— Start Data for the task —

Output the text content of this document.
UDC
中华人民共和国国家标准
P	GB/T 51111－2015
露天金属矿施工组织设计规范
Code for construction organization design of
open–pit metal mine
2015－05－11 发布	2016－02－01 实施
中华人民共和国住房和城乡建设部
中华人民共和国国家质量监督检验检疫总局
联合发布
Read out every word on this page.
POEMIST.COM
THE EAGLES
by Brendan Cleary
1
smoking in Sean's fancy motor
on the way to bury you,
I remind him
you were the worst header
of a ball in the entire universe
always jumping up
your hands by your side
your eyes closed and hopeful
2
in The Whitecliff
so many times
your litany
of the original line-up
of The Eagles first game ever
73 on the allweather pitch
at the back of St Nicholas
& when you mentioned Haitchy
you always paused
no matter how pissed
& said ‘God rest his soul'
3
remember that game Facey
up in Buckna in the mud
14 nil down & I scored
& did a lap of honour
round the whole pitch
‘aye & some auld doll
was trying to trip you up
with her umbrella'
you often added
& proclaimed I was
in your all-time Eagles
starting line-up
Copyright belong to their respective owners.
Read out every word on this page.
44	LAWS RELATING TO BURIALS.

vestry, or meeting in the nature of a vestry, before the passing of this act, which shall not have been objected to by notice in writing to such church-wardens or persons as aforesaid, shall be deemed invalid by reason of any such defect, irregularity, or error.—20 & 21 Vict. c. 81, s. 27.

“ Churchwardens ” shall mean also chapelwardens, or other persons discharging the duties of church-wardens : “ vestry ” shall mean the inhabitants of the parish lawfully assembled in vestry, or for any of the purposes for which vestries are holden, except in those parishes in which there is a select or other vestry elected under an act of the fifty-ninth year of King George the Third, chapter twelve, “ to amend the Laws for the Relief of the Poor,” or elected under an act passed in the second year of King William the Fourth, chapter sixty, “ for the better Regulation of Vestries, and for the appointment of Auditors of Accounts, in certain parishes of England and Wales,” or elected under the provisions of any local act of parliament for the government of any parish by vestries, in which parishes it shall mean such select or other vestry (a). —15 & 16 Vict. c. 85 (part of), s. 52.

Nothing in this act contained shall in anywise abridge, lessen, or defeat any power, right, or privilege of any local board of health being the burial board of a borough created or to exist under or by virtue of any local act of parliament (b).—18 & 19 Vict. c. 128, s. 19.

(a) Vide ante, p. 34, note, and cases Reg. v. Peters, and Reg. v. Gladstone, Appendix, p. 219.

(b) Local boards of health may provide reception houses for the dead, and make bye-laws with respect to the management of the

— End Data for the task —

Report how many lines of the preceding records include "health". Output the number only.

• Task answer:
2